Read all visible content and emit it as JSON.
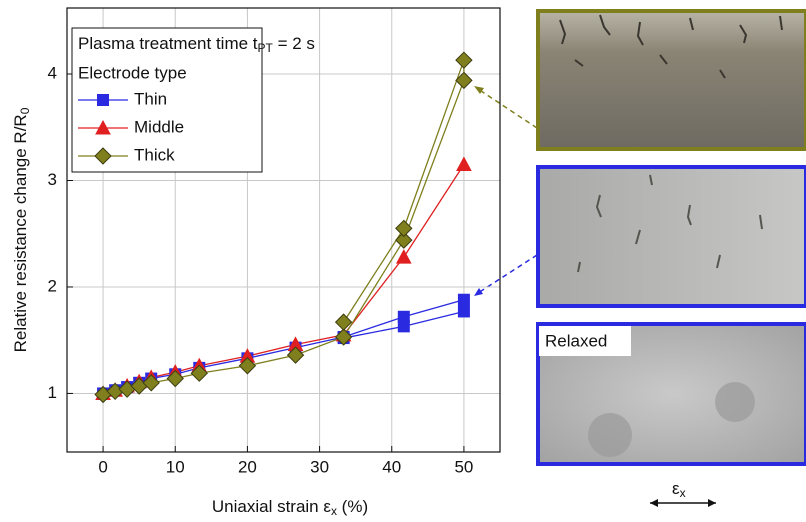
{
  "chart_data": {
    "type": "line",
    "x_label": [
      "Uniaxial strain ε",
      "x",
      " (%)"
    ],
    "y_label": [
      "Relative resistance change R/R",
      "0"
    ],
    "legend_title": [
      "Plasma treatment time t",
      "PT",
      " = 2 s"
    ],
    "legend_subtitle": "Electrode type",
    "x": [
      0,
      1.67,
      3.33,
      5,
      6.67,
      10,
      13.33,
      20,
      26.67,
      33.33,
      41.67,
      50,
      50,
      41.67,
      33.33
    ],
    "series": [
      {
        "name": "Thin",
        "color": "#2a2ae0",
        "marker": "square",
        "values": [
          1.0,
          1.03,
          1.06,
          1.1,
          1.14,
          1.18,
          1.24,
          1.33,
          1.43,
          1.53,
          1.72,
          1.88,
          1.77,
          1.63,
          1.52
        ]
      },
      {
        "name": "Middle",
        "color": "#e02020",
        "marker": "triangle",
        "values": [
          1.0,
          1.03,
          1.07,
          1.11,
          1.15,
          1.2,
          1.26,
          1.35,
          1.46,
          1.55,
          2.28,
          3.15,
          null,
          null,
          null
        ]
      },
      {
        "name": "Thick",
        "color": "#7f7f1e",
        "marker": "diamond",
        "values": [
          0.99,
          1.02,
          1.04,
          1.07,
          1.1,
          1.14,
          1.19,
          1.26,
          1.36,
          1.53,
          2.44,
          3.94,
          4.13,
          2.55,
          1.67
        ]
      }
    ],
    "xlim": [
      -5,
      55
    ],
    "ylim": [
      0.45,
      4.62
    ],
    "xticks": [
      0,
      10,
      20,
      30,
      40,
      50
    ],
    "yticks": [
      1,
      2,
      3,
      4
    ],
    "grid": true,
    "legend": "upper left",
    "annotations": {
      "relaxed": "Relaxed",
      "strain_direction": [
        "ε",
        "x"
      ]
    }
  }
}
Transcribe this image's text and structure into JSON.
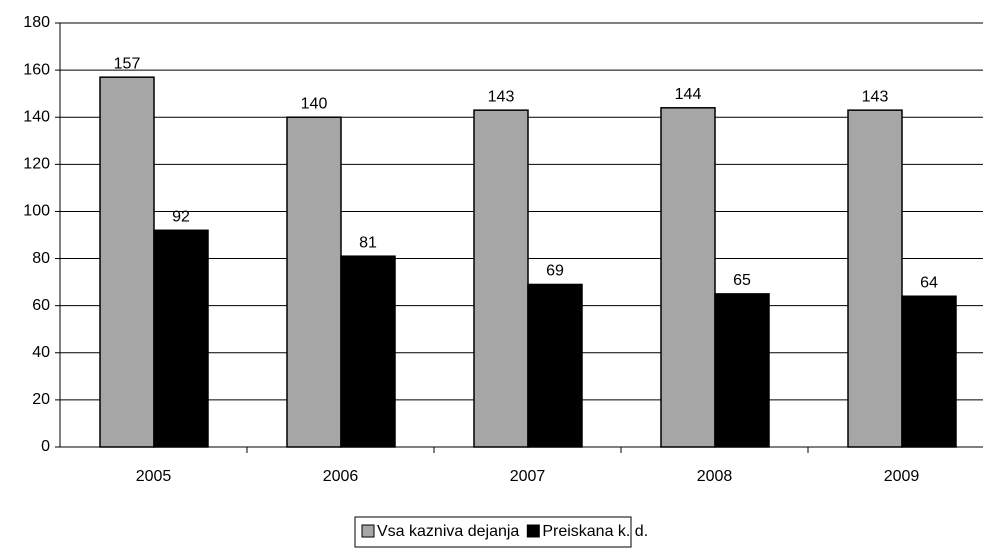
{
  "chart_data": {
    "type": "bar",
    "categories": [
      "2005",
      "2006",
      "2007",
      "2008",
      "2009"
    ],
    "series": [
      {
        "name": "Vsa kazniva dejanja",
        "color": "#a6a6a6",
        "values": [
          157,
          140,
          143,
          144,
          143
        ]
      },
      {
        "name": "Preiskana k. d.",
        "color": "#000000",
        "values": [
          92,
          81,
          69,
          65,
          64
        ]
      }
    ],
    "ylim": [
      0,
      180
    ],
    "yticks": [
      0,
      20,
      40,
      60,
      80,
      100,
      120,
      140,
      160,
      180
    ],
    "grid": true,
    "legend": "bottom"
  }
}
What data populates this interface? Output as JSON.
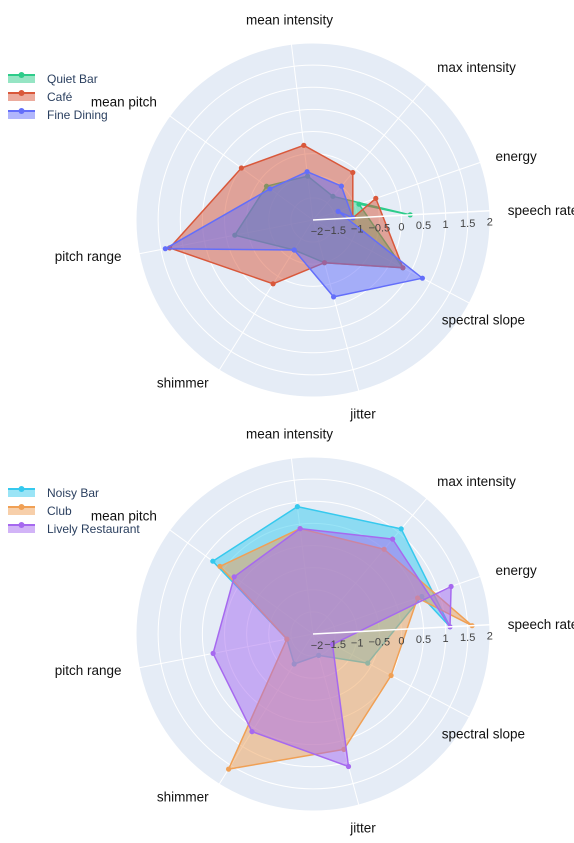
{
  "chart_data": [
    {
      "type": "radar",
      "axes": [
        "speech rate",
        "max intensity",
        "mean intensity",
        "mean pitch",
        "pitch range",
        "shimmer",
        "jitter",
        "spectral slope",
        "energy"
      ],
      "radial_range": [
        -2,
        2
      ],
      "radial_ticks": [
        "−2",
        "−1.5",
        "−1",
        "−0.5",
        "0",
        "0.5",
        "1",
        "1.5",
        "2"
      ],
      "legend_position": "top-left",
      "series": [
        {
          "name": "Quiet Bar",
          "color": "#2ecc8a",
          "values": [
            0.2,
            -1.3,
            -1.0,
            -0.7,
            -0.2,
            -1.2,
            -1.0,
            0.3,
            -0.9
          ]
        },
        {
          "name": "Café",
          "color": "#d9583b",
          "values": [
            -1.1,
            -0.6,
            -0.3,
            0.0,
            1.3,
            -0.3,
            -1.0,
            0.3,
            -0.5
          ]
        },
        {
          "name": "Fine Dining",
          "color": "#636efa",
          "values": [
            -1.1,
            -1.0,
            -0.9,
            -0.8,
            1.4,
            -1.2,
            -0.2,
            0.8,
            -1.4
          ]
        }
      ]
    },
    {
      "type": "radar",
      "axes": [
        "speech rate",
        "max intensity",
        "mean intensity",
        "mean pitch",
        "pitch range",
        "shimmer",
        "jitter",
        "spectral slope",
        "energy"
      ],
      "radial_range": [
        -2,
        2
      ],
      "radial_ticks": [
        "−2",
        "−1.5",
        "−1",
        "−0.5",
        "0",
        "0.5",
        "1",
        "1.5",
        "2"
      ],
      "legend_position": "top-left",
      "series": [
        {
          "name": "Noisy Bar",
          "color": "#36c9ee",
          "values": [
            1.1,
            1.1,
            0.9,
            0.8,
            -1.4,
            -1.2,
            -1.5,
            -0.6,
            0.6
          ]
        },
        {
          "name": "Club",
          "color": "#f0a055",
          "values": [
            1.6,
            0.5,
            0.4,
            0.6,
            -1.4,
            1.6,
            0.7,
            0.0,
            0.5
          ]
        },
        {
          "name": "Lively Restaurant",
          "color": "#a669ef",
          "values": [
            1.1,
            0.8,
            0.4,
            0.2,
            0.3,
            0.6,
            1.1,
            -1.5,
            1.3
          ]
        }
      ]
    }
  ]
}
══════
- [Directions for this task] Write out the listing above again, exactly, but with no pictures in the copy.

- [Written answer]
Read all visible content and emit it as JSON.
{
  "chart_data": {
    "type": "line",
    "x_label": [
      "Uniaxial strain ε",
      "x",
      " (%)"
    ],
    "y_label": [
      "Relative resistance change R/R",
      "0"
    ],
    "legend_title": [
      "Plasma treatment time t",
      "PT",
      " = 2 s"
    ],
    "legend_subtitle": "Electrode type",
    "x": [
      0,
      1.67,
      3.33,
      5,
      6.67,
      10,
      13.33,
      20,
      26.67,
      33.33,
      41.67,
      50,
      50,
      41.67,
      33.33
    ],
    "series": [
      {
        "name": "Thin",
        "color": "#2a2ae0",
        "marker": "square",
        "values": [
          1.0,
          1.03,
          1.06,
          1.1,
          1.14,
          1.18,
          1.24,
          1.33,
          1.43,
          1.53,
          1.72,
          1.88,
          1.77,
          1.63,
          1.52
        ]
      },
      {
        "name": "Middle",
        "color": "#e02020",
        "marker": "triangle",
        "values": [
          1.0,
          1.03,
          1.07,
          1.11,
          1.15,
          1.2,
          1.26,
          1.35,
          1.46,
          1.55,
          2.28,
          3.15,
          null,
          null,
          null
        ]
      },
      {
        "name": "Thick",
        "color": "#7f7f1e",
        "marker": "diamond",
        "values": [
          0.99,
          1.02,
          1.04,
          1.07,
          1.1,
          1.14,
          1.19,
          1.26,
          1.36,
          1.53,
          2.44,
          3.94,
          4.13,
          2.55,
          1.67
        ]
      }
    ],
    "xlim": [
      -5,
      55
    ],
    "ylim": [
      0.45,
      4.62
    ],
    "xticks": [
      0,
      10,
      20,
      30,
      40,
      50
    ],
    "yticks": [
      1,
      2,
      3,
      4
    ],
    "grid": true,
    "legend": "upper left",
    "annotations": {
      "relaxed": "Relaxed",
      "strain_direction": [
        "ε",
        "x"
      ]
    }
  }
}
Transcribe this image's text and structure into JSON.
{
  "chart_data": {
    "type": "bar",
    "categories": [
      "2005",
      "2006",
      "2007",
      "2008",
      "2009"
    ],
    "series": [
      {
        "name": "Vsa kazniva dejanja",
        "color": "#a6a6a6",
        "values": [
          157,
          140,
          143,
          144,
          143
        ]
      },
      {
        "name": "Preiskana k. d.",
        "color": "#000000",
        "values": [
          92,
          81,
          69,
          65,
          64
        ]
      }
    ],
    "ylim": [
      0,
      180
    ],
    "yticks": [
      0,
      20,
      40,
      60,
      80,
      100,
      120,
      140,
      160,
      180
    ],
    "grid": true,
    "legend": "bottom"
  }
}
What data populates this interface? Output as JSON.
{
  "chart_data": [
    {
      "type": "radar",
      "axes": [
        "speech rate",
        "max intensity",
        "mean intensity",
        "mean pitch",
        "pitch range",
        "shimmer",
        "jitter",
        "spectral slope",
        "energy"
      ],
      "radial_range": [
        -2,
        2
      ],
      "radial_ticks": [
        "−2",
        "−1.5",
        "−1",
        "−0.5",
        "0",
        "0.5",
        "1",
        "1.5",
        "2"
      ],
      "legend_position": "top-left",
      "series": [
        {
          "name": "Quiet Bar",
          "color": "#2ecc8a",
          "values": [
            0.2,
            -1.3,
            -1.0,
            -0.7,
            -0.2,
            -1.2,
            -1.0,
            0.3,
            -0.9
          ]
        },
        {
          "name": "Café",
          "color": "#d9583b",
          "values": [
            -1.1,
            -0.6,
            -0.3,
            0.0,
            1.3,
            -0.3,
            -1.0,
            0.3,
            -0.5
          ]
        },
        {
          "name": "Fine Dining",
          "color": "#636efa",
          "values": [
            -1.1,
            -1.0,
            -0.9,
            -0.8,
            1.4,
            -1.2,
            -0.2,
            0.8,
            -1.4
          ]
        }
      ]
    },
    {
      "type": "radar",
      "axes": [
        "speech rate",
        "max intensity",
        "mean intensity",
        "mean pitch",
        "pitch range",
        "shimmer",
        "jitter",
        "spectral slope",
        "energy"
      ],
      "radial_range": [
        -2,
        2
      ],
      "radial_ticks": [
        "−2",
        "−1.5",
        "−1",
        "−0.5",
        "0",
        "0.5",
        "1",
        "1.5",
        "2"
      ],
      "legend_position": "top-left",
      "series": [
        {
          "name": "Noisy Bar",
          "color": "#36c9ee",
          "values": [
            1.1,
            1.1,
            0.9,
            0.8,
            -1.4,
            -1.2,
            -1.5,
            -0.6,
            0.6
          ]
        },
        {
          "name": "Club",
          "color": "#f0a055",
          "values": [
            1.6,
            0.5,
            0.4,
            0.6,
            -1.4,
            1.6,
            0.7,
            0.0,
            0.5
          ]
        },
        {
          "name": "Lively Restaurant",
          "color": "#a669ef",
          "values": [
            1.1,
            0.8,
            0.4,
            0.2,
            0.3,
            0.6,
            1.1,
            -1.5,
            1.3
          ]
        }
      ]
    }
  ]
}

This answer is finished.